[Begin]

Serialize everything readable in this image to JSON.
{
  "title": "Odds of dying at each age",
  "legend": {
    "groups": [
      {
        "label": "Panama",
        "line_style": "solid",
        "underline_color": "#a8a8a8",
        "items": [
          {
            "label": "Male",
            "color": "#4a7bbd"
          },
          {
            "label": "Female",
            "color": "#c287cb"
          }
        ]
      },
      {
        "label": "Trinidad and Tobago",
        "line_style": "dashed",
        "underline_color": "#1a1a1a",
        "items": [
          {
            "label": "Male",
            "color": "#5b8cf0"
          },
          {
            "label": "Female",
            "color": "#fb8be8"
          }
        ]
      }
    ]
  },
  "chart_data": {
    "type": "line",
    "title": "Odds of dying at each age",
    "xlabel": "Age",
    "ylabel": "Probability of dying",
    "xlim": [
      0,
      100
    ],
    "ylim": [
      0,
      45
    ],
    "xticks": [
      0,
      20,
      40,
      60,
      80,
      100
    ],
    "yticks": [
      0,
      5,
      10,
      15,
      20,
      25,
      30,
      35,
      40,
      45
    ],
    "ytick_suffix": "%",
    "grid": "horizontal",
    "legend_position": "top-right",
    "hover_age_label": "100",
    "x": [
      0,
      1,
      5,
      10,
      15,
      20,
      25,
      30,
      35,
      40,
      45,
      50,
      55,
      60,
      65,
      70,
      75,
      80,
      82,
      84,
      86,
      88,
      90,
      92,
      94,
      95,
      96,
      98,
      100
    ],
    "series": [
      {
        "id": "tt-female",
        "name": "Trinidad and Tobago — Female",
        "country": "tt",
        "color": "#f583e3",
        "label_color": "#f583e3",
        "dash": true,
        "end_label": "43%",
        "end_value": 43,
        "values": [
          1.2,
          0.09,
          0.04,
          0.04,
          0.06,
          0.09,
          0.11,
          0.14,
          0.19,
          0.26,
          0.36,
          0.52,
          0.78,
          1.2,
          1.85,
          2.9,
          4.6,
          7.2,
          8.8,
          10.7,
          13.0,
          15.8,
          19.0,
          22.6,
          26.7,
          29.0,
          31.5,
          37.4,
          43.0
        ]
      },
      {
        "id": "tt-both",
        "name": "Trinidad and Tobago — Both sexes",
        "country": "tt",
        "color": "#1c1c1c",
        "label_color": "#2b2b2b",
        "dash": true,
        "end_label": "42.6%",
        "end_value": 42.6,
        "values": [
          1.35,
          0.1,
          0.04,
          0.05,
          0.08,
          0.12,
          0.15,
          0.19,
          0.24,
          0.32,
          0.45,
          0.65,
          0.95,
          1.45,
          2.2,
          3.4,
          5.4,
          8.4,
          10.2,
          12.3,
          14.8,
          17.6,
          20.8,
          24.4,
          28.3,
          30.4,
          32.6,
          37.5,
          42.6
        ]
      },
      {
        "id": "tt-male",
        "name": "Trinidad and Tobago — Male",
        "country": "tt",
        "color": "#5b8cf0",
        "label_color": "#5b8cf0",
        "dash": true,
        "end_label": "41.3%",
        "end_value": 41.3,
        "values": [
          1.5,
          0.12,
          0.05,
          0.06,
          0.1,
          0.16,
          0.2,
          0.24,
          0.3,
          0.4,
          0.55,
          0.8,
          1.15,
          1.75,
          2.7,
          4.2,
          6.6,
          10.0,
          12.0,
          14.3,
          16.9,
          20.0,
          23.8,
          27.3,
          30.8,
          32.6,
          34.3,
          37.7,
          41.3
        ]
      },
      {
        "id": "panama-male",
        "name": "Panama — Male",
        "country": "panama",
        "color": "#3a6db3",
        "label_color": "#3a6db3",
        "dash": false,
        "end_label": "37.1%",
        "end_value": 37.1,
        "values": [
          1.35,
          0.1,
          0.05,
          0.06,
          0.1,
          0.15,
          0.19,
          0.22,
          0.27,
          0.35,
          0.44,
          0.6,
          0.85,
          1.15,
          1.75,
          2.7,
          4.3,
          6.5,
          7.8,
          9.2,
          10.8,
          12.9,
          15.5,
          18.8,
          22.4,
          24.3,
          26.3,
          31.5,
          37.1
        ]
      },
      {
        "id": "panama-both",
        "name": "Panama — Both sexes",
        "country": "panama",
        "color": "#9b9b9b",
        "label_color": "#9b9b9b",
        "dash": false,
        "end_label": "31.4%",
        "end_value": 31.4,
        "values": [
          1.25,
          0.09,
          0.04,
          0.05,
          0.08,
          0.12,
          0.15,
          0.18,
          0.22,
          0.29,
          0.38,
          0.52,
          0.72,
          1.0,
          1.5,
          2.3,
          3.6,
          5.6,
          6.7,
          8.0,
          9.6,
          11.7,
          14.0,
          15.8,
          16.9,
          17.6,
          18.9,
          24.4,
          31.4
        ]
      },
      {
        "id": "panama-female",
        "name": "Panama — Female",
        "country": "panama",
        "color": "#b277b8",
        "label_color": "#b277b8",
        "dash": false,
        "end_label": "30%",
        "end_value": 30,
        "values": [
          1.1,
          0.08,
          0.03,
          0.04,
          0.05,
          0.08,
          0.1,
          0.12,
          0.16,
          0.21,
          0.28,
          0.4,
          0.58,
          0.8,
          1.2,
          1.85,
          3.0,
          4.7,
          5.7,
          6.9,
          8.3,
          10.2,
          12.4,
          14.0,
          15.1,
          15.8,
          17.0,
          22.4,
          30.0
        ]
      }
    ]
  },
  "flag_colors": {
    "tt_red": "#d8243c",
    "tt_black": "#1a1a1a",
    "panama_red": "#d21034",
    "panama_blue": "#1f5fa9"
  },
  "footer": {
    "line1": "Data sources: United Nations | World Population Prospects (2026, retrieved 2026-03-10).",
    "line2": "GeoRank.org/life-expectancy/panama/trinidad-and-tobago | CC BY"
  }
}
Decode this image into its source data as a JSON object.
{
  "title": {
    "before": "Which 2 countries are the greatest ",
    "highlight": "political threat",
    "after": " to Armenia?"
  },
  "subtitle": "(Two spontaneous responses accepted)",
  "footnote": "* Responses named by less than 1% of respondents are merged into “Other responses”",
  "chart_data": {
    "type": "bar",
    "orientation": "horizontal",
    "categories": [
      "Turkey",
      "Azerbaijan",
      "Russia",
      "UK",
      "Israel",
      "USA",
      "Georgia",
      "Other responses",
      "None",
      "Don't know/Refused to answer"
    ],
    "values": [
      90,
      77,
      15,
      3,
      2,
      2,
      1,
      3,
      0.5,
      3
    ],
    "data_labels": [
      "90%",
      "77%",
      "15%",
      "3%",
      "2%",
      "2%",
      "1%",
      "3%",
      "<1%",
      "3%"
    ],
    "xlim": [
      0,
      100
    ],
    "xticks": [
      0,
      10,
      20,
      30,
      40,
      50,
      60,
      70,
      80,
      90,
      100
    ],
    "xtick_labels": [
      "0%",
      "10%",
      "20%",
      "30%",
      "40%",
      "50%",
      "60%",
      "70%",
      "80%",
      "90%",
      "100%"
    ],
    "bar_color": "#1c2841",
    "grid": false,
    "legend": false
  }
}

[End]

» **BRIEF**
Write out all records exactly, keeping every detail.

» **SOLUTION**
Serialize everything readable in this image to JSON.
{
  "title": "Odds of dying at each age",
  "legend": {
    "groups": [
      {
        "label": "Panama",
        "line_style": "solid",
        "underline_color": "#a8a8a8",
        "items": [
          {
            "label": "Male",
            "color": "#4a7bbd"
          },
          {
            "label": "Female",
            "color": "#c287cb"
          }
        ]
      },
      {
        "label": "Trinidad and Tobago",
        "line_style": "dashed",
        "underline_color": "#1a1a1a",
        "items": [
          {
            "label": "Male",
            "color": "#5b8cf0"
          },
          {
            "label": "Female",
            "color": "#fb8be8"
          }
        ]
      }
    ]
  },
  "chart_data": {
    "type": "line",
    "title": "Odds of dying at each age",
    "xlabel": "Age",
    "ylabel": "Probability of dying",
    "xlim": [
      0,
      100
    ],
    "ylim": [
      0,
      45
    ],
    "xticks": [
      0,
      20,
      40,
      60,
      80,
      100
    ],
    "yticks": [
      0,
      5,
      10,
      15,
      20,
      25,
      30,
      35,
      40,
      45
    ],
    "ytick_suffix": "%",
    "grid": "horizontal",
    "legend_position": "top-right",
    "hover_age_label": "100",
    "x": [
      0,
      1,
      5,
      10,
      15,
      20,
      25,
      30,
      35,
      40,
      45,
      50,
      55,
      60,
      65,
      70,
      75,
      80,
      82,
      84,
      86,
      88,
      90,
      92,
      94,
      95,
      96,
      98,
      100
    ],
    "series": [
      {
        "id": "tt-female",
        "name": "Trinidad and Tobago — Female",
        "country": "tt",
        "color": "#f583e3",
        "label_color": "#f583e3",
        "dash": true,
        "end_label": "43%",
        "end_value": 43,
        "values": [
          1.2,
          0.09,
          0.04,
          0.04,
          0.06,
          0.09,
          0.11,
          0.14,
          0.19,
          0.26,
          0.36,
          0.52,
          0.78,
          1.2,
          1.85,
          2.9,
          4.6,
          7.2,
          8.8,
          10.7,
          13.0,
          15.8,
          19.0,
          22.6,
          26.7,
          29.0,
          31.5,
          37.4,
          43.0
        ]
      },
      {
        "id": "tt-both",
        "name": "Trinidad and Tobago — Both sexes",
        "country": "tt",
        "color": "#1c1c1c",
        "label_color": "#2b2b2b",
        "dash": true,
        "end_label": "42.6%",
        "end_value": 42.6,
        "values": [
          1.35,
          0.1,
          0.04,
          0.05,
          0.08,
          0.12,
          0.15,
          0.19,
          0.24,
          0.32,
          0.45,
          0.65,
          0.95,
          1.45,
          2.2,
          3.4,
          5.4,
          8.4,
          10.2,
          12.3,
          14.8,
          17.6,
          20.8,
          24.4,
          28.3,
          30.4,
          32.6,
          37.5,
          42.6
        ]
      },
      {
        "id": "tt-male",
        "name": "Trinidad and Tobago — Male",
        "country": "tt",
        "color": "#5b8cf0",
        "label_color": "#5b8cf0",
        "dash": true,
        "end_label": "41.3%",
        "end_value": 41.3,
        "values": [
          1.5,
          0.12,
          0.05,
          0.06,
          0.1,
          0.16,
          0.2,
          0.24,
          0.3,
          0.4,
          0.55,
          0.8,
          1.15,
          1.75,
          2.7,
          4.2,
          6.6,
          10.0,
          12.0,
          14.3,
          16.9,
          20.0,
          23.8,
          27.3,
          30.8,
          32.6,
          34.3,
          37.7,
          41.3
        ]
      },
      {
        "id": "panama-male",
        "name": "Panama — Male",
        "country": "panama",
        "color": "#3a6db3",
        "label_color": "#3a6db3",
        "dash": false,
        "end_label": "37.1%",
        "end_value": 37.1,
        "values": [
          1.35,
          0.1,
          0.05,
          0.06,
          0.1,
          0.15,
          0.19,
          0.22,
          0.27,
          0.35,
          0.44,
          0.6,
          0.85,
          1.15,
          1.75,
          2.7,
          4.3,
          6.5,
          7.8,
          9.2,
          10.8,
          12.9,
          15.5,
          18.8,
          22.4,
          24.3,
          26.3,
          31.5,
          37.1
        ]
      },
      {
        "id": "panama-both",
        "name": "Panama — Both sexes",
        "country": "panama",
        "color": "#9b9b9b",
        "label_color": "#9b9b9b",
        "dash": false,
        "end_label": "31.4%",
        "end_value": 31.4,
        "values": [
          1.25,
          0.09,
          0.04,
          0.05,
          0.08,
          0.12,
          0.15,
          0.18,
          0.22,
          0.29,
          0.38,
          0.52,
          0.72,
          1.0,
          1.5,
          2.3,
          3.6,
          5.6,
          6.7,
          8.0,
          9.6,
          11.7,
          14.0,
          15.8,
          16.9,
          17.6,
          18.9,
          24.4,
          31.4
        ]
      },
      {
        "id": "panama-female",
        "name": "Panama — Female",
        "country": "panama",
        "color": "#b277b8",
        "label_color": "#b277b8",
        "dash": false,
        "end_label": "30%",
        "end_value": 30,
        "values": [
          1.1,
          0.08,
          0.03,
          0.04,
          0.05,
          0.08,
          0.1,
          0.12,
          0.16,
          0.21,
          0.28,
          0.4,
          0.58,
          0.8,
          1.2,
          1.85,
          3.0,
          4.7,
          5.7,
          6.9,
          8.3,
          10.2,
          12.4,
          14.0,
          15.1,
          15.8,
          17.0,
          22.4,
          30.0
        ]
      }
    ]
  },
  "flag_colors": {
    "tt_red": "#d8243c",
    "tt_black": "#1a1a1a",
    "panama_red": "#d21034",
    "panama_blue": "#1f5fa9"
  },
  "footer": {
    "line1": "Data sources: United Nations | World Population Prospects (2026, retrieved 2026-03-10).",
    "line2": "GeoRank.org/life-expectancy/panama/trinidad-and-tobago | CC BY"
  }
}
Decode this image into its source data as a JSON object.
{
  "title": {
    "before": "Which 2 countries are the greatest ",
    "highlight": "political threat",
    "after": " to Armenia?"
  },
  "subtitle": "(Two spontaneous responses accepted)",
  "footnote": "* Responses named by less than 1% of respondents are merged into “Other responses”",
  "chart_data": {
    "type": "bar",
    "orientation": "horizontal",
    "categories": [
      "Turkey",
      "Azerbaijan",
      "Russia",
      "UK",
      "Israel",
      "USA",
      "Georgia",
      "Other responses",
      "None",
      "Don't know/Refused to answer"
    ],
    "values": [
      90,
      77,
      15,
      3,
      2,
      2,
      1,
      3,
      0.5,
      3
    ],
    "data_labels": [
      "90%",
      "77%",
      "15%",
      "3%",
      "2%",
      "2%",
      "1%",
      "3%",
      "<1%",
      "3%"
    ],
    "xlim": [
      0,
      100
    ],
    "xticks": [
      0,
      10,
      20,
      30,
      40,
      50,
      60,
      70,
      80,
      90,
      100
    ],
    "xtick_labels": [
      "0%",
      "10%",
      "20%",
      "30%",
      "40%",
      "50%",
      "60%",
      "70%",
      "80%",
      "90%",
      "100%"
    ],
    "bar_color": "#1c2841",
    "grid": false,
    "legend": false
  }
}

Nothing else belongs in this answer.